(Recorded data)
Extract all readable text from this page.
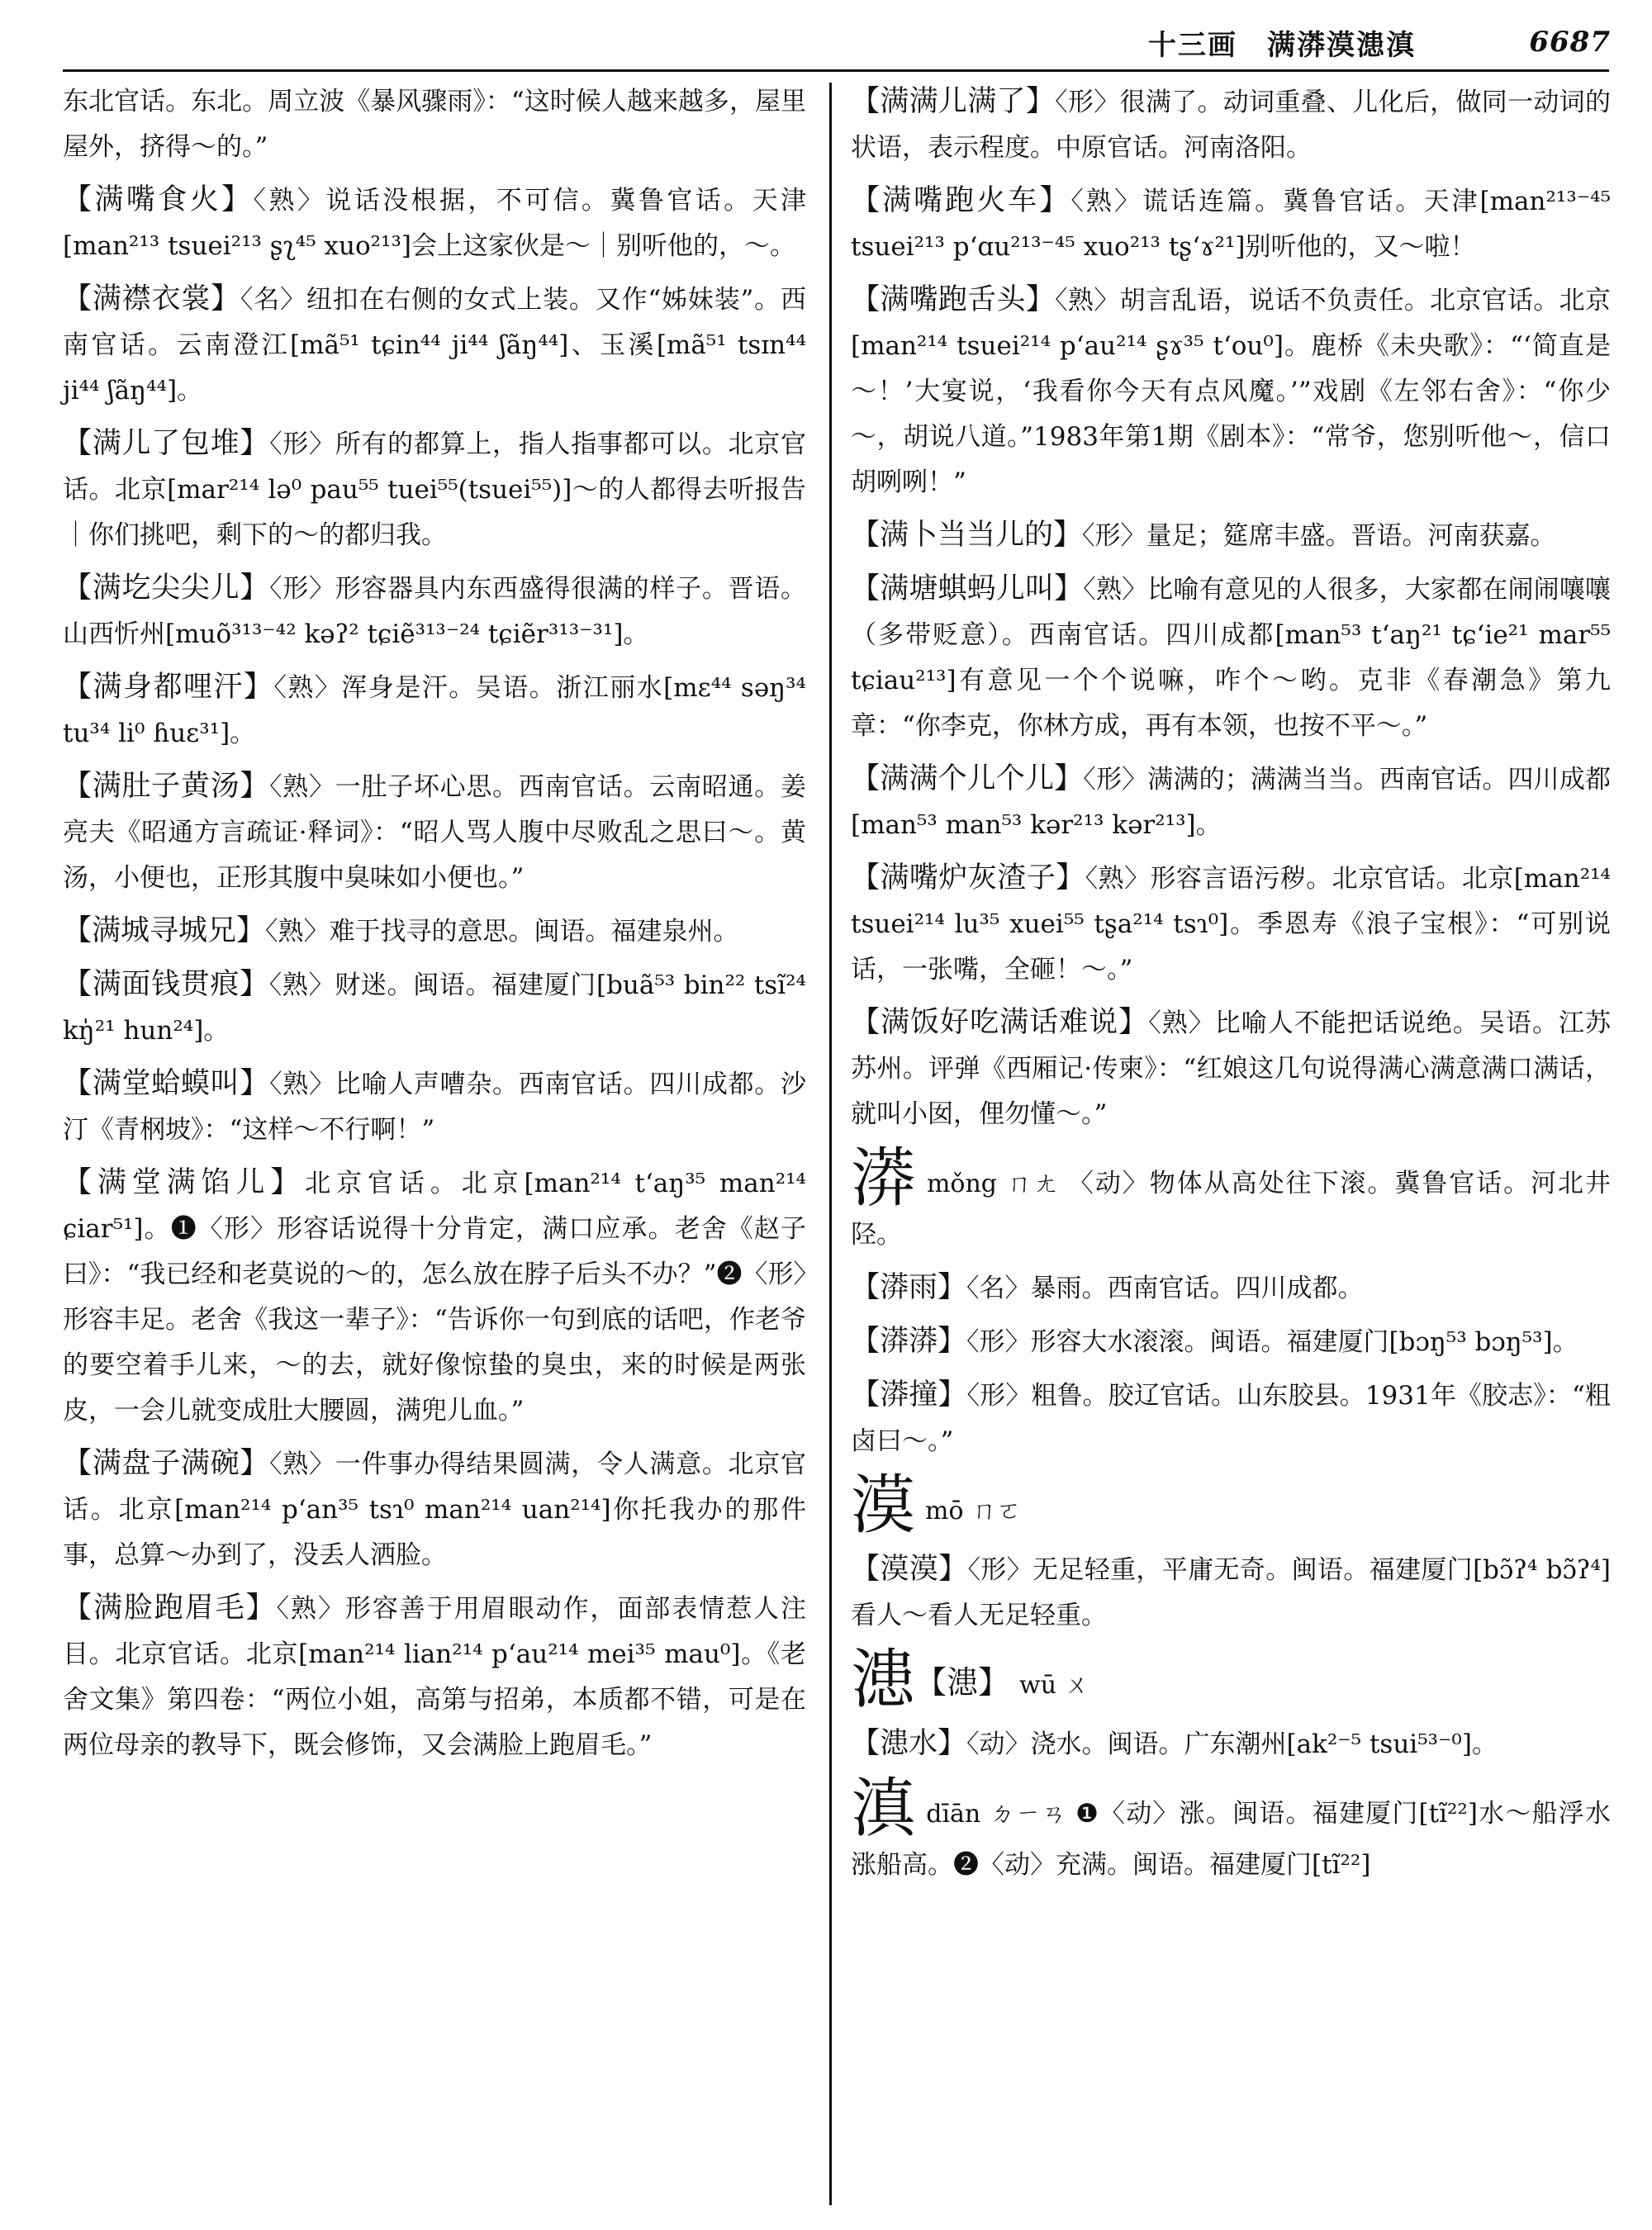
十三画　满漭漠漶滇	6687
东北官话。东北。周立波《暴风骤雨》：“这时候人越来越多，屋里屋外，挤得～的。”
【满嘴食火】〈熟〉说话没根据，不可信。冀鲁官话。天津[man²¹³ tsuei²¹³ ʂʅ⁴⁵ xuo²¹³]会上这家伙是～｜别听他的，～。
【满襟衣裳】〈名〉纽扣在右侧的女式上装。又作“姊妹装”。西南官话。云南澄江[mã⁵¹ tɕin⁴⁴ ji⁴⁴ ʃãŋ⁴⁴]、玉溪[mã⁵¹ tsɪn⁴⁴ ji⁴⁴ ʃãŋ⁴⁴]。
【满儿了包堆】〈形〉所有的都算上，指人指事都可以。北京官话。北京[mar²¹⁴ lə⁰ pau⁵⁵ tuei⁵⁵(tsuei⁵⁵)]～的人都得去听报告｜你们挑吧，剩下的～的都归我。
【满圪尖尖儿】〈形〉形容器具内东西盛得很满的样子。晋语。山西忻州[muõ³¹³⁻⁴² kəʔ² tɕiẽ³¹³⁻²⁴ tɕiẽr³¹³⁻³¹]。
【满身都哩汗】〈熟〉浑身是汗。吴语。浙江丽水[mɛ⁴⁴ səŋ³⁴ tu³⁴ li⁰ ɦuɛ³¹]。
【满肚子黄汤】〈熟〉一肚子坏心思。西南官话。云南昭通。姜亮夫《昭通方言疏证·释词》：“昭人骂人腹中尽败乱之思曰～。黄汤，小便也，正形其腹中臭味如小便也。”
【满城寻城兄】〈熟〉难于找寻的意思。闽语。福建泉州。
【满面钱贯痕】〈熟〉财迷。闽语。福建厦门[buã⁵³ bin²² tsĩ²⁴ kŋ̍²¹ hun²⁴]。
【满堂蛤蟆叫】〈熟〉比喻人声嘈杂。西南官话。四川成都。沙汀《青㭎坡》：“这样～不行啊！”
【满堂满馅儿】北京官话。北京[man²¹⁴ tʻaŋ³⁵ man²¹⁴ ɕiar⁵¹]。❶〈形〉形容话说得十分肯定，满口应承。老舍《赵子曰》：“我已经和老莫说的～的，怎么放在脖子后头不办？”❷〈形〉形容丰足。老舍《我这一辈子》：“告诉你一句到底的话吧，作老爷的要空着手儿来，～的去，就好像惊蛰的臭虫，来的时候是两张皮，一会儿就变成肚大腰圆，满兜儿血。”
【满盘子满碗】〈熟〉一件事办得结果圆满，令人满意。北京官话。北京[man²¹⁴ pʻan³⁵ tsɿ⁰ man²¹⁴ uan²¹⁴]你托我办的那件事，总算～办到了，没丢人洒脸。
【满脸跑眉毛】〈熟〉形容善于用眉眼动作，面部表情惹人注目。北京官话。北京[man²¹⁴ lian²¹⁴ pʻau²¹⁴ mei³⁵ mau⁰]。《老舍文集》第四卷：“两位小姐，高第与招弟，本质都不错，可是在两位母亲的教导下，既会修饰，又会满脸上跑眉毛。”
【满满儿满了】〈形〉很满了。动词重叠、儿化后，做同一动词的状语，表示程度。中原官话。河南洛阳。
【满嘴跑火车】〈熟〉谎话连篇。冀鲁官话。天津[man²¹³⁻⁴⁵ tsuei²¹³ pʻɑu²¹³⁻⁴⁵ xuo²¹³ tʂʻɤ²¹]别听他的，又～啦！
【满嘴跑舌头】〈熟〉胡言乱语，说话不负责任。北京官话。北京[man²¹⁴ tsuei²¹⁴ pʻau²¹⁴ ʂɤ³⁵ tʻou⁰]。鹿桥《未央歌》：“‘简直是～！’大宴说，‘我看你今天有点风魔。’”戏剧《左邻右舍》：“你少～，胡说八道。”1983年第1期《剧本》：“常爷，您别听他～，信口胡咧咧！”
【满卜当当儿的】〈形〉量足；筵席丰盛。晋语。河南获嘉。
【满塘蜞蚂儿叫】〈熟〉比喻有意见的人很多，大家都在闹闹嚷嚷（多带贬意）。西南官话。四川成都[man⁵³ tʻaŋ²¹ tɕʻie²¹ mar⁵⁵ tɕiau²¹³]有意见一个个说嘛，咋个～哟。克非《春潮急》第九章：“你李克，你林方成，再有本领，也按不平～。”
【满满个儿个儿】〈形〉满满的；满满当当。西南官话。四川成都[man⁵³ man⁵³ kər²¹³ kər²¹³]。
【满嘴炉灰渣子】〈熟〉形容言语污秽。北京官话。北京[man²¹⁴ tsuei²¹⁴ lu³⁵ xuei⁵⁵ tʂa²¹⁴ tsɿ⁰]。季恩寿《浪子宝根》：“可别说话，一张嘴，全砸！～。”
【满饭好吃满话难说】〈熟〉比喻人不能把话说绝。吴语。江苏苏州。评弹《西厢记·传柬》：“红娘这几句说得满心满意满口满话，就叫小囡，俚勿懂～。”
漭mǒng ㄇㄤ 〈动〉物体从高处往下滚。冀鲁官话。河北井陉。
【漭雨】〈名〉暴雨。西南官话。四川成都。
【漭漭】〈形〉形容大水滚滚。闽语。福建厦门[bɔŋ⁵³ bɔŋ⁵³]。
【漭撞】〈形〉粗鲁。胶辽官话。山东胶县。1931年《胶志》：“粗卤曰～。”
漠mō ㄇㄛ
【漠漠】〈形〉无足轻重，平庸无奇。闽语。福建厦门[bɔ̃ʔ⁴ bɔ̃ʔ⁴]看人～看人无足轻重。
漶【漶】 wū ㄨ
【漶水】〈动〉浇水。闽语。广东潮州[ak²⁻⁵ tsui⁵³⁻⁰]。
滇dīān ㄉㄧㄢ ❶〈动〉涨。闽语。福建厦门[tĩ²²]水～船浮水涨船高。❷〈动〉充满。闽语。福建厦门[tĩ²²]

» WHAT TO DO
Pull out all lines from the entries above in which the word "tsɿ⁰" appears.

» RESULT OF THE TASK
【满盘子满碗】〈熟〉一件事办得结果圆满，令人满意。北京官话。北京[man²¹⁴ pʻan³⁵ tsɿ⁰ man²¹⁴ uan²¹⁴]你托我办的那件事，总算～办到了，没丢人洒脸。
【满嘴炉灰渣子】〈熟〉形容言语污秽。北京官话。北京[man²¹⁴ tsuei²¹⁴ lu³⁵ xuei⁵⁵ tʂa²¹⁴ tsɿ⁰]。季恩寿《浪子宝根》：“可别说话，一张嘴，全砸！～。”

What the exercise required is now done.